The task: Among the lines of the records, find all that carry the word "selvyyden" and copy them.

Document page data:
=== Begin Enclosure ===

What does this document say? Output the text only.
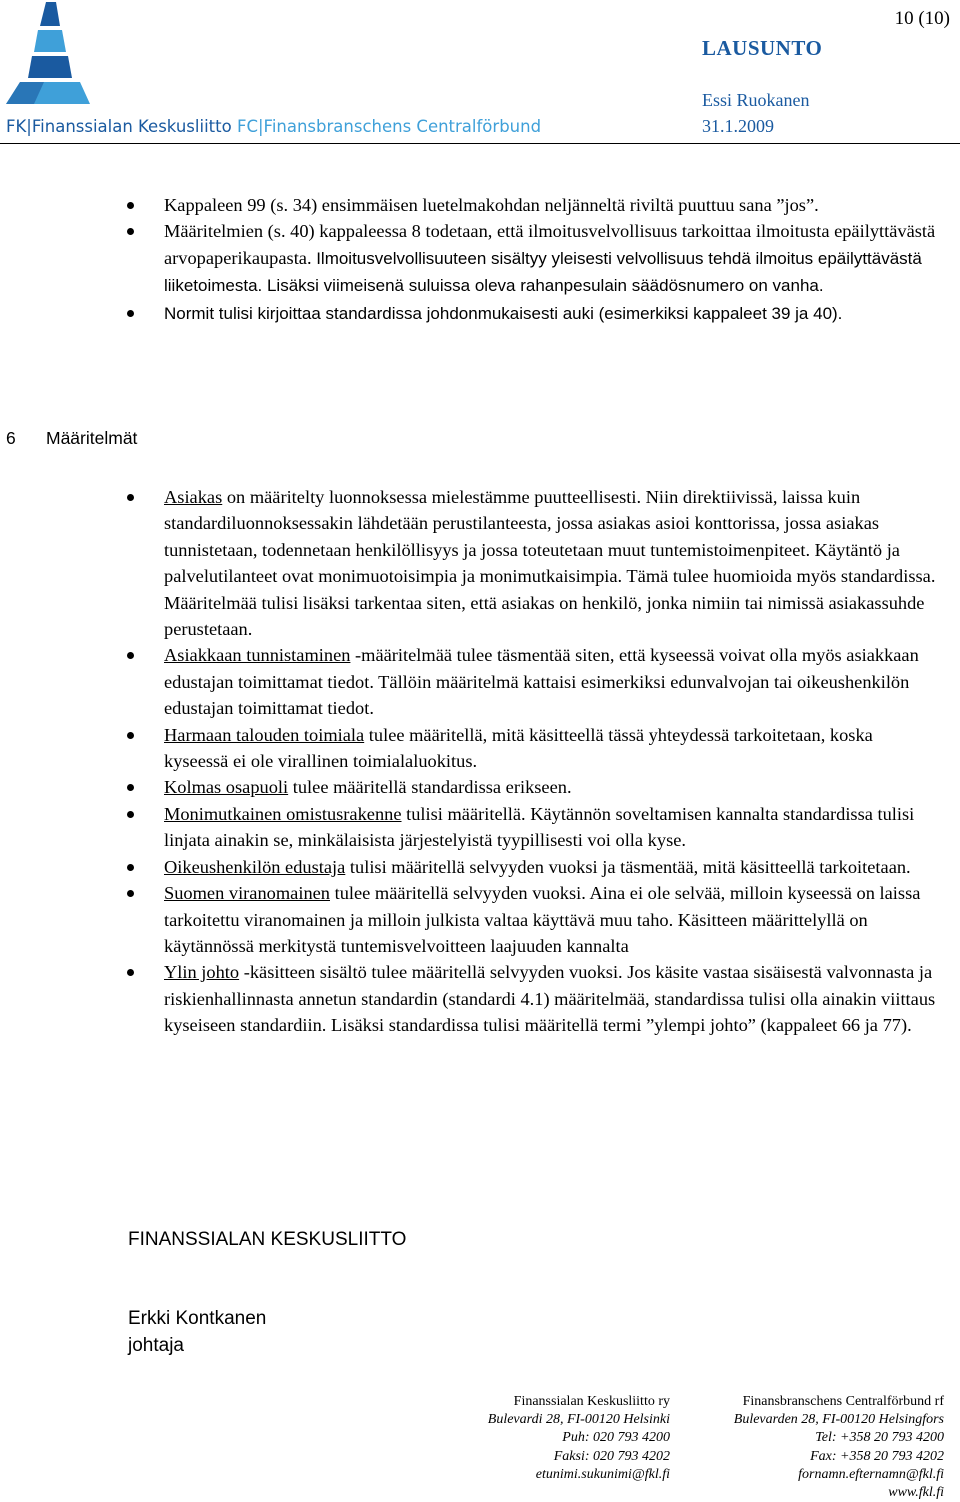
10 (10)
LAUSUNTO
Essi Ruokanen
31.1.2009
FK|Finanssialan Keskusliitto FC|Finansbranschens Centralförbund
Kappaleen 99 (s. 34) ensimmäisen luetelmakohdan neljänneltä riviltä puuttuu sana ”jos”.
Määritelmien (s. 40) kappaleessa 8 todetaan, että ilmoitusvelvollisuus tarkoittaa ilmoitusta epäilyttävästä arvopaperikaupasta. Ilmoitusvelvollisuuteen sisältyy yleisesti velvollisuus tehdä ilmoitus epäilyttävästä liiketoimesta. Lisäksi viimeisenä suluissa oleva rahanpesulain säädösnumero on vanha.
Normit tulisi kirjoittaa standardissa johdonmukaisesti auki (esimerkiksi kappaleet 39 ja 40).
6 Määritelmät
Asiakas on määritelty luonnoksessa mielestämme puutteellisesti. Niin direktiivissä, laissa kuin standardiluonnoksessakin lähdetään perustilanteesta, jossa asiakas asioi konttorissa, jossa asiakas tunnistetaan, todennetaan henkilöllisyys ja jossa toteutetaan muut tuntemistoimenpiteet. Käytäntö ja palvelutilanteet ovat monimuotoisimpia ja monimutkaisimpia. Tämä tulee huomioida myös standardissa. Määritelmää tulisi lisäksi tarkentaa siten, että asiakas on henkilö, jonka nimiin tai nimissä asiakassuhde perustetaan.
Asiakkaan tunnistaminen -määritelmää tulee täsmentää siten, että kyseessä voivat olla myös asiakkaan edustajan toimittamat tiedot. Tällöin määritelmä kattaisi esimerkiksi edunvalvojan tai oikeushenkilön edustajan toimittamat tiedot.
Harmaan talouden toimiala tulee määritellä, mitä käsitteellä tässä yhteydessä tarkoitetaan, koska kyseessä ei ole virallinen toimialaluokitus.
Kolmas osapuoli tulee määritellä standardissa erikseen.
Monimutkainen omistusrakenne tulisi määritellä. Käytännön soveltamisen kannalta standardissa tulisi linjata ainakin se, minkälaisista järjestelyistä tyypillisesti voi olla kyse.
Oikeushenkilön edustaja tulisi määritellä selvyyden vuoksi ja täsmentää, mitä käsitteellä tarkoitetaan.
Suomen viranomainen tulee määritellä selvyyden vuoksi. Aina ei ole selvää, milloin kyseessä on laissa tarkoitettu viranomainen ja milloin julkista valtaa käyttävä muu taho. Käsitteen määrittelyllä on käytännössä merkitystä tuntemisvelvoitteen laajuuden kannalta
Ylin johto -käsitteen sisältö tulee määritellä selvyyden vuoksi. Jos käsite vastaa sisäisestä valvonnasta ja riskienhallinnasta annetun standardin (standardi 4.1) määritelmää, standardissa tulisi olla ainakin viittaus kyseiseen standardiin. Lisäksi standardissa tulisi määritellä termi ”ylempi johto” (kappaleet 66 ja 77).
FINANSSIALAN KESKUSLIITTO
Erkki Kontkanen
johtaja
Finanssialan Keskusliitto ry
Bulevardi 28, FI-00120 Helsinki
Puh: 020 793 4200
Faksi: 020 793 4202
etunimi.sukunimi@fkl.fi
Finansbranschens Centralförbund rf
Bulevarden 28, FI-00120 Helsingfors
Tel: +358 20 793 4200
Fax: +358 20 793 4202
fornamn.efternamn@fkl.fi
www.fkl.fi
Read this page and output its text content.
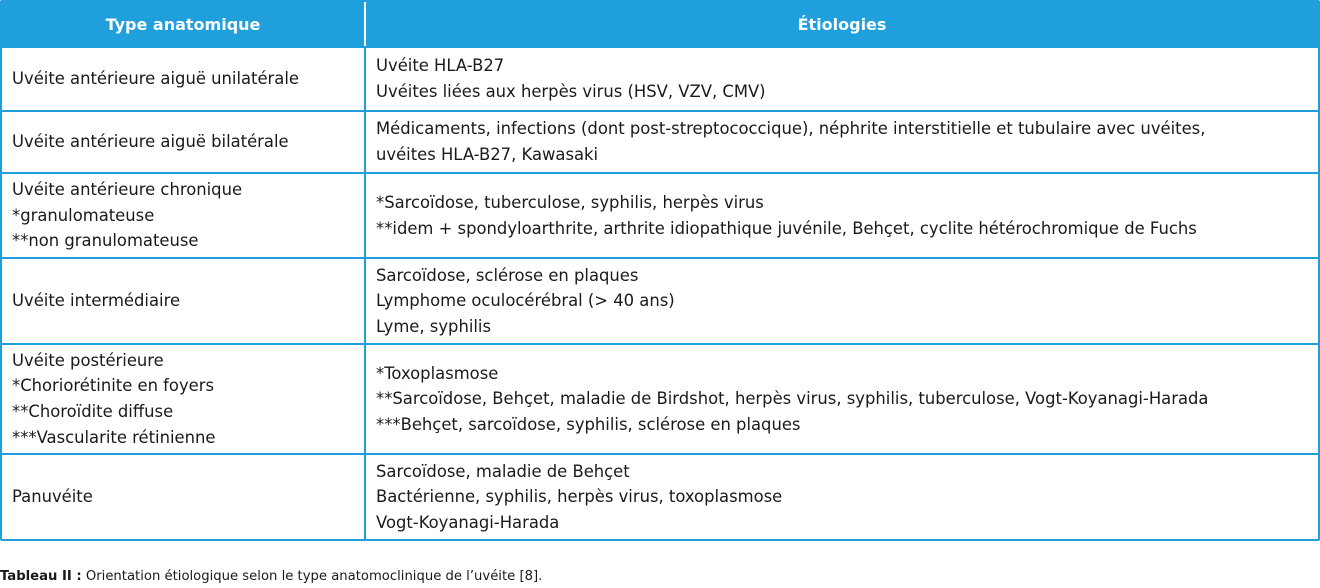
Type anatomique	Étiologies

Uvéite antérieure aiguë unilatérale	Uvéite HLA-B27
Uvéites liées aux herpès virus (HSV, VZV, CMV)

Uvéite antérieure aiguë bilatérale	Médicaments, infections (dont post-streptococcique), néphrite interstitielle et tubulaire avec uvéites,
uvéites HLA-B27, Kawasaki

Uvéite antérieure chronique
*granulomateuse
**non granulomateuse	*Sarcoïdose, tuberculose, syphilis, herpès virus
**idem + spondyloarthrite, arthrite idiopathique juvénile, Behçet, cyclite hétérochromique de Fuchs

Uvéite intermédiaire	Sarcoïdose, sclérose en plaques
Lymphome oculocérébral (> 40 ans)
Lyme, syphilis

Uvéite postérieure
*Choriorétinite en foyers
**Choroïdite diffuse
***Vascularite rétinienne	*Toxoplasmose
**Sarcoïdose, Behçet, maladie de Birdshot, herpès virus, syphilis, tuberculose, Vogt-Koyanagi-Harada
***Behçet, sarcoïdose, syphilis, sclérose en plaques

Panuvéite	Sarcoïdose, maladie de Behçet
Bactérienne, syphilis, herpès virus, toxoplasmose
Vogt-Koyanagi-Harada
Tableau II : Orientation étiologique selon le type anatomoclinique de l’uvéite [8].
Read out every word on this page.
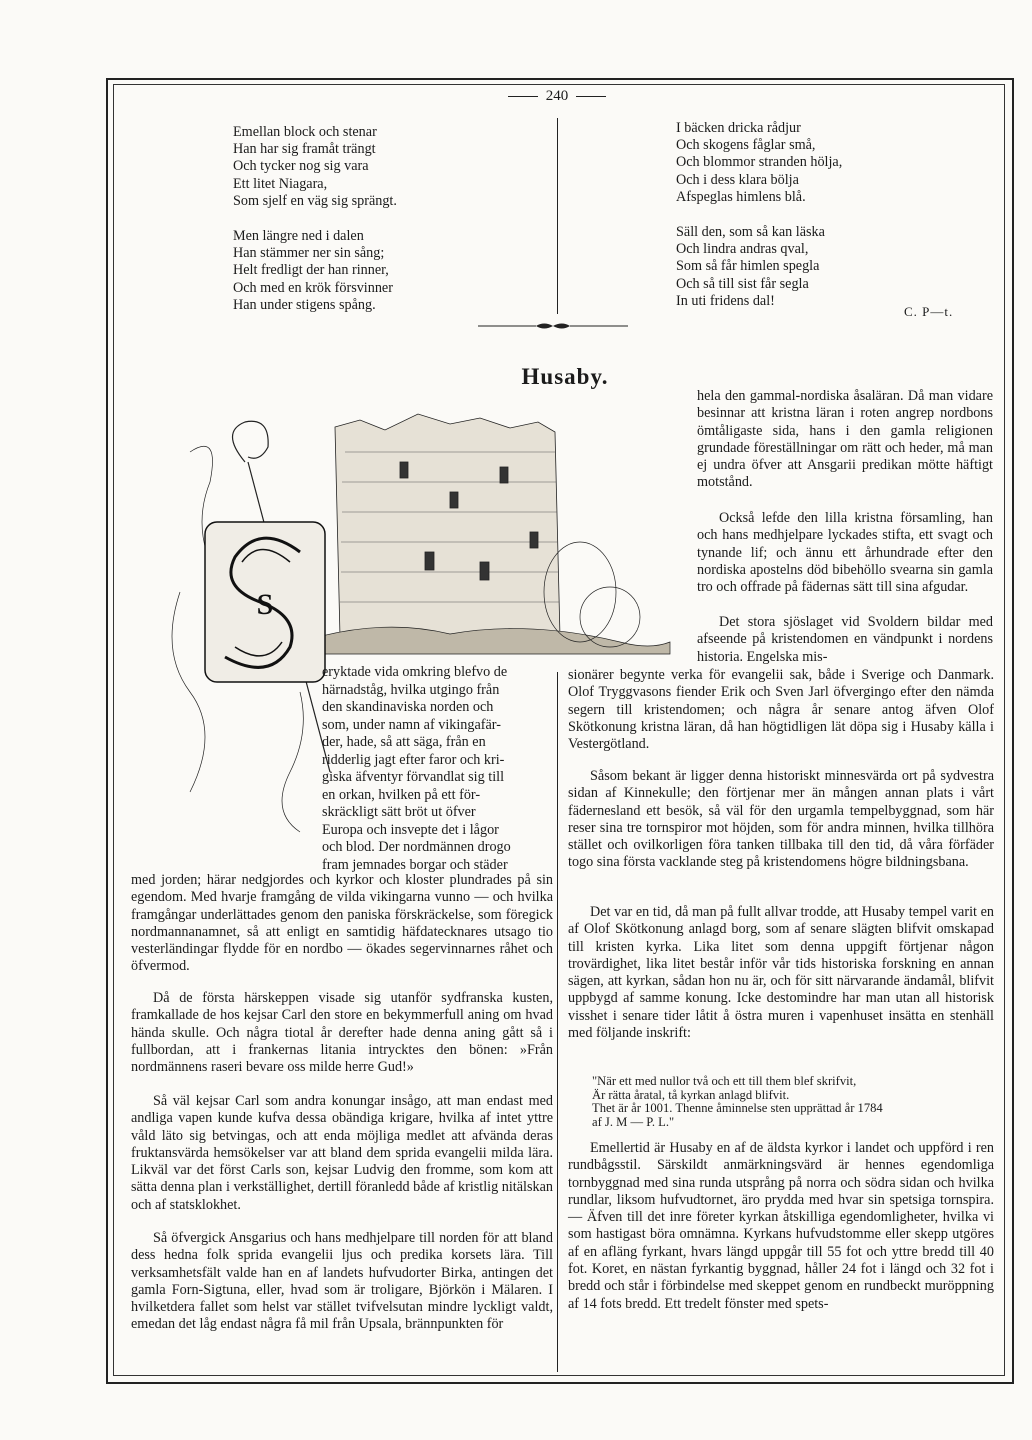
240
Emellan block och stenar
Han har sig framåt trängt
Och tycker nog sig vara
Ett litet Niagara,
Som sjelf en väg sig sprängt.
Men längre ned i dalen
Han stämmer ner sin sång;
Helt fredligt der han rinner,
Och med en krök försvinner
Han under stigens spång.
I bäcken dricka rådjur
Och skogens fåglar små,
Och blommor stranden hölja,
Och i dess klara bölja
Afspeglas himlens blå.
Säll den, som så kan läska
Och lindra andras qval,
Som så får himlen spegla
Och så till sist får segla
In uti fridens dal!
C. P—t.
Husaby.
S
eryktade vida omkring blefvo de
härnadståg, hvilka utgingo från
den skandinaviska norden och
som, under namn af vikingafär-
der, hade, så att säga, från en
ridderlig jagt efter faror och kri-
giska äfventyr förvandlat sig till
en orkan, hvilken på ett för-
skräckligt sätt bröt ut öfver
Europa och insvepte det i lågor
och blod. Der nordmännen drogo
fram jemnades borgar och städer

med jorden; härar nedgjordes och kyrkor och kloster plundrades på sin egendom. Med hvarje framgång de vilda vikingarna vunno — och hvilka framgångar underlättades genom den paniska förskräckelse, som föregick nordmannanamnet, så att enligt en samtidig häfdatecknares utsago tio vesterländingar flydde för en nordbo — ökades segervinnarnes råhet och öfvermod.

Då de första härskeppen visade sig utanför sydfranska kusten, framkallade de hos kejsar Carl den store en bekymmerfull aning om hvad hända skulle. Och några tiotal år derefter hade denna aning gått så i fullbordan, att i frankernas litania intrycktes den bönen: »Från nordmännens raseri bevare oss milde herre Gud!»

Så väl kejsar Carl som andra konungar insågo, att man endast med andliga vapen kunde kufva dessa obändiga krigare, hvilka af intet yttre våld läto sig betvingas, och att enda möjliga medlet att afvända deras fruktansvärda hemsökelser var att bland dem sprida evangelii milda lära. Likväl var det först Carls son, kejsar Ludvig den fromme, som kom att sätta denna plan i verkställighet, dertill föranledd både af kristlig nitälskan och af statsklokhet.

Så öfvergick Ansgarius och hans medhjelpare till norden för att bland dess hedna folk sprida evangelii ljus och predika korsets lära. Till verksamhetsfält valde han en af landets hufvudorter Birka, antingen det gamla Forn-Sigtuna, eller, hvad som är troligare, Björkön i Mälaren. I hvilketdera fallet som helst var stället tvifvelsutan mindre lyckligt valdt, emedan det låg endast några få mil från Upsala, brännpunkten för

hela den gammal-nordiska åsaläran. Då man vidare besinnar att kristna läran i roten angrep nordbons ömtåligaste sida, hans i den gamla religionen grundade föreställningar om rätt och heder, må man ej undra öfver att Ansgarii predikan mötte häftigt motstånd.

Också lefde den lilla kristna församling, han och hans medhjelpare lyckades stifta, ett svagt och tynande lif; och ännu ett århundrade efter den nordiska apostelns död bibehöllo svearna sin gamla tro och offrade på fädernas sätt till sina afgudar.

Det stora sjöslaget vid Svoldern bildar med afseende på kristendomen en vändpunkt i nordens historia. Engelska mis-

sionärer begynte verka för evangelii sak, både i Sverige och Danmark. Olof Tryggvasons fiender Erik och Sven Jarl öfvergingo efter den nämda segern till kristendomen; och några år senare antog äfven Olof Skötkonung kristna läran, då han högtidligen lät döpa sig i Husaby källa i Vestergötland.

Såsom bekant är ligger denna historiskt minnesvärda ort på sydvestra sidan af Kinnekulle; den förtjenar mer än mången annan plats i vårt fädernesland ett besök, så väl för den urgamla tempelbyggnad, som här reser sina tre tornspiror mot höjden, som för andra minnen, hvilka tillhöra stället och ovilkorligen föra tanken tillbaka till den tid, då våra förfäder togo sina första vacklande steg på kristendomens högre bildningsbana.

Det var en tid, då man på fullt allvar trodde, att Husaby tempel varit en af Olof Skötkonung anlagd borg, som af senare slägten blifvit omskapad till kristen kyrka. Lika litet som denna uppgift förtjenar någon trovärdighet, lika litet består inför vår tids historiska forskning en annan sägen, att kyrkan, sådan hon nu är, och för sitt närvarande ändamål, blifvit uppbygd af samme konung. Icke destomindre har man utan all historisk visshet i senare tider låtit å östra muren i vapenhuset insätta en stenhäll med följande inskrift:

"När ett med nullor två och ett till them blef skrifvit,
Är rätta åratal, tå kyrkan anlagd blifvit.
Thet är år 1001. Thenne åminnelse sten upprättad år 1784
af J. M — P. L."

Emellertid är Husaby en af de äldsta kyrkor i landet och uppförd i ren rundbågsstil. Särskildt anmärkningsvärd är hennes egendomliga tornbyggnad med sina runda utsprång på norra och södra sidan och hvilka rundlar, liksom hufvudtornet, äro prydda med hvar sin spetsiga tornspira. — Äfven till det inre företer kyrkan åtskilliga egendomligheter, hvilka vi som hastigast böra omnämna. Kyrkans hufvudstomme eller skepp utgöres af en afläng fyrkant, hvars längd uppgår till 55 fot och yttre bredd till 40 fot. Koret, en nästan fyrkantig byggnad, håller 24 fot i längd och 32 fot i bredd och står i förbindelse med skeppet genom en rundbeckt muröppning af 14 fots bredd. Ett tredelt fönster med spets-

=== End Enclosure ===

Answer to this task:
Oikeushenkilön edustaja tulisi määritellä selvyyden vuoksi ja täsmentää, mitä käsitteellä tarkoitetaan.
Suomen viranomainen tulee määritellä selvyyden vuoksi. Aina ei ole selvää, milloin kyseessä on laissa tarkoitettu viranomainen ja milloin julkista valtaa käyttävä muu taho. Käsitteen määrittelyllä on käytännössä merkitystä tuntemisvelvoitteen laajuuden kannalta
Ylin johto -käsitteen sisältö tulee määritellä selvyyden vuoksi. Jos käsite vastaa sisäisestä valvonnasta ja riskienhallinnasta annetun standardin (standardi 4.1) määritelmää, standardissa tulisi olla ainakin viittaus kyseiseen standardiin. Lisäksi standardissa tulisi määritellä termi ”ylempi johto” (kappaleet 66 ja 77).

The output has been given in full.